** Start of DATASET ROWS **
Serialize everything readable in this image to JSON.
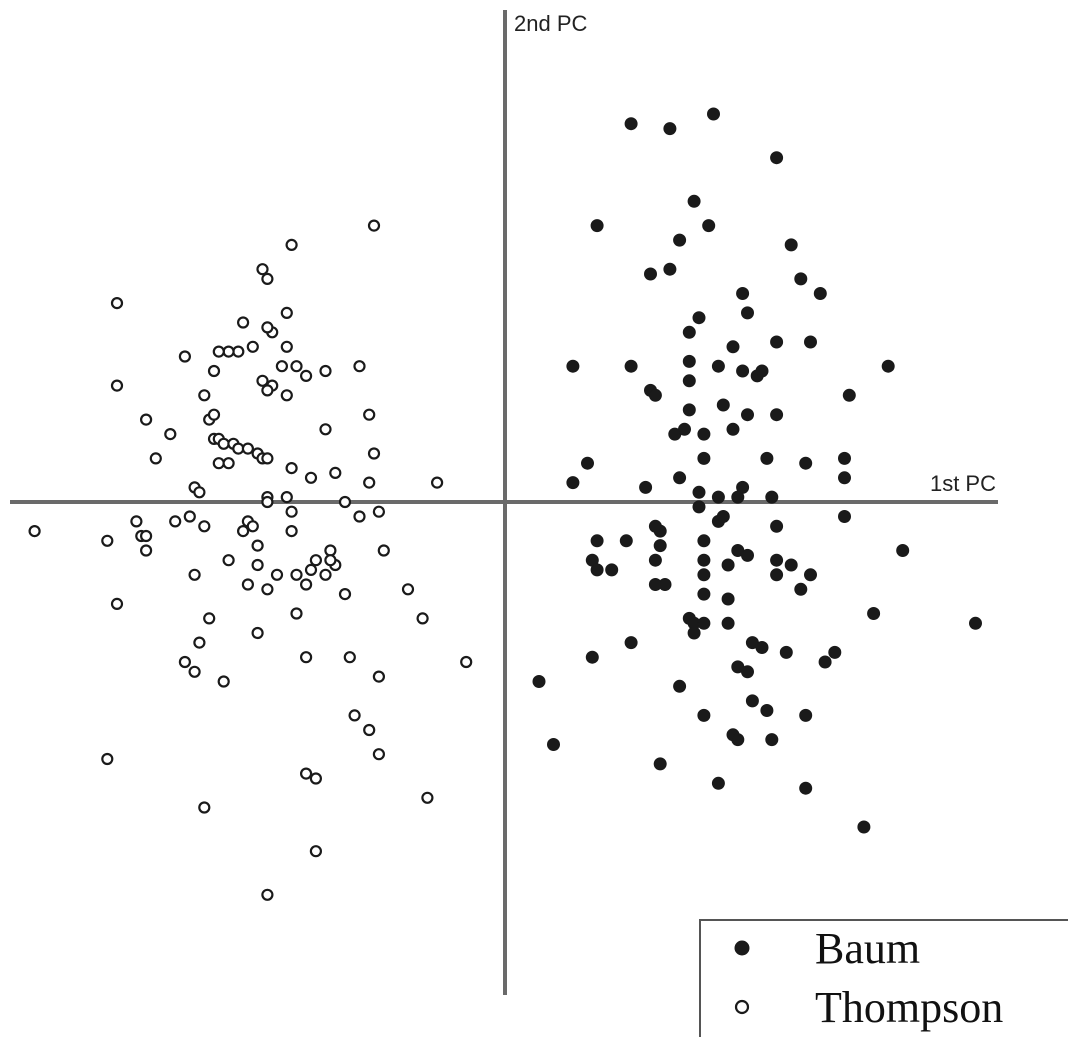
{
  "chart_data": {
    "type": "scatter",
    "xlabel": "1st PC",
    "ylabel": "2nd PC",
    "grid": false,
    "tick_labels": false,
    "legend_position": "bottom-right",
    "xlim": [
      -4.9,
      4.95
    ],
    "ylim": [
      -4.9,
      4.95
    ],
    "series": [
      {
        "name": "Baum",
        "marker": "filled-circle",
        "color": "#1a1a1a",
        "points": [
          [
            1.3,
            3.9
          ],
          [
            1.7,
            3.85
          ],
          [
            2.15,
            4.0
          ],
          [
            2.8,
            3.55
          ],
          [
            0.95,
            2.85
          ],
          [
            1.8,
            2.7
          ],
          [
            2.1,
            2.85
          ],
          [
            1.95,
            3.1
          ],
          [
            2.95,
            2.65
          ],
          [
            1.5,
            2.35
          ],
          [
            1.7,
            2.4
          ],
          [
            3.05,
            2.3
          ],
          [
            3.25,
            2.15
          ],
          [
            2.45,
            2.15
          ],
          [
            2.5,
            1.95
          ],
          [
            2.0,
            1.9
          ],
          [
            1.9,
            1.75
          ],
          [
            0.7,
            1.4
          ],
          [
            1.3,
            1.4
          ],
          [
            1.9,
            1.45
          ],
          [
            2.2,
            1.4
          ],
          [
            2.35,
            1.6
          ],
          [
            2.8,
            1.65
          ],
          [
            3.15,
            1.65
          ],
          [
            3.95,
            1.4
          ],
          [
            2.45,
            1.35
          ],
          [
            2.6,
            1.3
          ],
          [
            2.65,
            1.35
          ],
          [
            1.5,
            1.15
          ],
          [
            1.55,
            1.1
          ],
          [
            1.9,
            1.25
          ],
          [
            2.25,
            1.0
          ],
          [
            2.5,
            0.9
          ],
          [
            2.8,
            0.9
          ],
          [
            3.55,
            1.1
          ],
          [
            1.75,
            0.7
          ],
          [
            1.85,
            0.75
          ],
          [
            2.05,
            0.7
          ],
          [
            2.35,
            0.75
          ],
          [
            1.9,
            0.95
          ],
          [
            0.85,
            0.4
          ],
          [
            0.7,
            0.2
          ],
          [
            1.45,
            0.15
          ],
          [
            1.8,
            0.25
          ],
          [
            2.05,
            0.45
          ],
          [
            2.7,
            0.45
          ],
          [
            3.1,
            0.4
          ],
          [
            3.5,
            0.45
          ],
          [
            3.5,
            0.25
          ],
          [
            2.0,
            0.1
          ],
          [
            2.2,
            0.05
          ],
          [
            2.45,
            0.15
          ],
          [
            2.4,
            0.05
          ],
          [
            2.75,
            0.05
          ],
          [
            2.0,
            -0.05
          ],
          [
            2.2,
            -0.2
          ],
          [
            2.25,
            -0.15
          ],
          [
            1.6,
            -0.3
          ],
          [
            1.55,
            -0.25
          ],
          [
            1.6,
            -0.45
          ],
          [
            1.25,
            -0.4
          ],
          [
            0.95,
            -0.4
          ],
          [
            2.05,
            -0.4
          ],
          [
            2.8,
            -0.25
          ],
          [
            3.5,
            -0.15
          ],
          [
            1.55,
            -0.6
          ],
          [
            2.05,
            -0.6
          ],
          [
            2.4,
            -0.5
          ],
          [
            2.5,
            -0.55
          ],
          [
            2.3,
            -0.65
          ],
          [
            2.8,
            -0.6
          ],
          [
            2.95,
            -0.65
          ],
          [
            0.9,
            -0.6
          ],
          [
            0.95,
            -0.7
          ],
          [
            1.1,
            -0.7
          ],
          [
            1.55,
            -0.85
          ],
          [
            1.65,
            -0.85
          ],
          [
            2.05,
            -0.75
          ],
          [
            2.8,
            -0.75
          ],
          [
            3.15,
            -0.75
          ],
          [
            3.05,
            -0.9
          ],
          [
            2.05,
            -0.95
          ],
          [
            2.3,
            -1.0
          ],
          [
            4.1,
            -0.5
          ],
          [
            1.9,
            -1.2
          ],
          [
            1.95,
            -1.25
          ],
          [
            2.05,
            -1.25
          ],
          [
            1.95,
            -1.35
          ],
          [
            2.3,
            -1.25
          ],
          [
            2.55,
            -1.45
          ],
          [
            2.65,
            -1.5
          ],
          [
            2.9,
            -1.55
          ],
          [
            3.4,
            -1.55
          ],
          [
            3.3,
            -1.65
          ],
          [
            1.3,
            -1.45
          ],
          [
            0.9,
            -1.6
          ],
          [
            2.4,
            -1.7
          ],
          [
            2.5,
            -1.75
          ],
          [
            3.8,
            -1.15
          ],
          [
            4.85,
            -1.25
          ],
          [
            0.35,
            -1.85
          ],
          [
            1.8,
            -1.9
          ],
          [
            2.55,
            -2.05
          ],
          [
            2.7,
            -2.15
          ],
          [
            2.05,
            -2.2
          ],
          [
            3.1,
            -2.2
          ],
          [
            2.35,
            -2.4
          ],
          [
            2.4,
            -2.45
          ],
          [
            2.75,
            -2.45
          ],
          [
            0.5,
            -2.5
          ],
          [
            1.6,
            -2.7
          ],
          [
            2.2,
            -2.9
          ],
          [
            3.1,
            -2.95
          ],
          [
            3.7,
            -3.35
          ]
        ]
      },
      {
        "name": "Thompson",
        "marker": "open-circle",
        "color": "#1a1a1a",
        "points": [
          [
            -1.35,
            2.85
          ],
          [
            -2.2,
            2.65
          ],
          [
            -2.5,
            2.4
          ],
          [
            -2.45,
            2.3
          ],
          [
            -4.0,
            2.05
          ],
          [
            -2.25,
            1.95
          ],
          [
            -2.4,
            1.75
          ],
          [
            -2.7,
            1.85
          ],
          [
            -2.45,
            1.8
          ],
          [
            -2.75,
            1.55
          ],
          [
            -2.85,
            1.55
          ],
          [
            -2.95,
            1.55
          ],
          [
            -2.6,
            1.6
          ],
          [
            -2.25,
            1.6
          ],
          [
            -3.3,
            1.5
          ],
          [
            -2.3,
            1.4
          ],
          [
            -3.0,
            1.35
          ],
          [
            -2.15,
            1.4
          ],
          [
            -2.05,
            1.3
          ],
          [
            -2.5,
            1.25
          ],
          [
            -2.4,
            1.2
          ],
          [
            -1.5,
            1.4
          ],
          [
            -1.85,
            1.35
          ],
          [
            -4.0,
            1.2
          ],
          [
            -3.1,
            1.1
          ],
          [
            -2.45,
            1.15
          ],
          [
            -2.25,
            1.1
          ],
          [
            -3.7,
            0.85
          ],
          [
            -3.45,
            0.7
          ],
          [
            -3.05,
            0.85
          ],
          [
            -3.0,
            0.65
          ],
          [
            -2.95,
            0.65
          ],
          [
            -3.0,
            0.9
          ],
          [
            -2.9,
            0.6
          ],
          [
            -2.8,
            0.6
          ],
          [
            -2.75,
            0.55
          ],
          [
            -2.65,
            0.55
          ],
          [
            -2.55,
            0.5
          ],
          [
            -2.5,
            0.45
          ],
          [
            -2.45,
            0.45
          ],
          [
            -1.85,
            0.75
          ],
          [
            -1.4,
            0.9
          ],
          [
            -3.6,
            0.45
          ],
          [
            -2.95,
            0.4
          ],
          [
            -2.85,
            0.4
          ],
          [
            -1.35,
            0.5
          ],
          [
            -2.2,
            0.35
          ],
          [
            -2.0,
            0.25
          ],
          [
            -1.75,
            0.3
          ],
          [
            -1.4,
            0.2
          ],
          [
            -0.7,
            0.2
          ],
          [
            -3.2,
            0.15
          ],
          [
            -3.15,
            0.1
          ],
          [
            -2.25,
            0.05
          ],
          [
            -2.45,
            0.05
          ],
          [
            -2.45,
            0.0
          ],
          [
            -2.2,
            -0.1
          ],
          [
            -1.65,
            0.0
          ],
          [
            -1.5,
            -0.15
          ],
          [
            -1.3,
            -0.1
          ],
          [
            -4.85,
            -0.3
          ],
          [
            -4.1,
            -0.4
          ],
          [
            -3.8,
            -0.2
          ],
          [
            -3.75,
            -0.35
          ],
          [
            -3.7,
            -0.35
          ],
          [
            -3.7,
            -0.5
          ],
          [
            -3.4,
            -0.2
          ],
          [
            -3.25,
            -0.15
          ],
          [
            -3.1,
            -0.25
          ],
          [
            -2.65,
            -0.2
          ],
          [
            -2.6,
            -0.25
          ],
          [
            -2.7,
            -0.3
          ],
          [
            -2.55,
            -0.45
          ],
          [
            -2.2,
            -0.3
          ],
          [
            -1.8,
            -0.5
          ],
          [
            -1.95,
            -0.6
          ],
          [
            -2.0,
            -0.7
          ],
          [
            -2.15,
            -0.75
          ],
          [
            -2.35,
            -0.75
          ],
          [
            -2.55,
            -0.65
          ],
          [
            -1.85,
            -0.75
          ],
          [
            -1.75,
            -0.65
          ],
          [
            -1.8,
            -0.6
          ],
          [
            -1.25,
            -0.5
          ],
          [
            -1.0,
            -0.9
          ],
          [
            -3.2,
            -0.75
          ],
          [
            -2.85,
            -0.6
          ],
          [
            -2.65,
            -0.85
          ],
          [
            -2.45,
            -0.9
          ],
          [
            -2.05,
            -0.85
          ],
          [
            -1.65,
            -0.95
          ],
          [
            -4.0,
            -1.05
          ],
          [
            -3.05,
            -1.2
          ],
          [
            -2.55,
            -1.35
          ],
          [
            -2.15,
            -1.15
          ],
          [
            -0.85,
            -1.2
          ],
          [
            -3.15,
            -1.45
          ],
          [
            -3.3,
            -1.65
          ],
          [
            -3.2,
            -1.75
          ],
          [
            -2.9,
            -1.85
          ],
          [
            -2.05,
            -1.6
          ],
          [
            -1.6,
            -1.6
          ],
          [
            -1.3,
            -1.8
          ],
          [
            -0.4,
            -1.65
          ],
          [
            -1.55,
            -2.2
          ],
          [
            -1.4,
            -2.35
          ],
          [
            -1.3,
            -2.6
          ],
          [
            -4.1,
            -2.65
          ],
          [
            -2.05,
            -2.8
          ],
          [
            -1.95,
            -2.85
          ],
          [
            -3.1,
            -3.15
          ],
          [
            -0.8,
            -3.05
          ],
          [
            -1.95,
            -3.6
          ],
          [
            -2.45,
            -4.05
          ]
        ]
      }
    ]
  }
}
** End of DATASET ROWS **
## [TO BE DONE]
Filter lines by "marker" and return each hit.

## [FINISHED TASK]
        "marker": "filled-circle",
        "marker": "open-circle",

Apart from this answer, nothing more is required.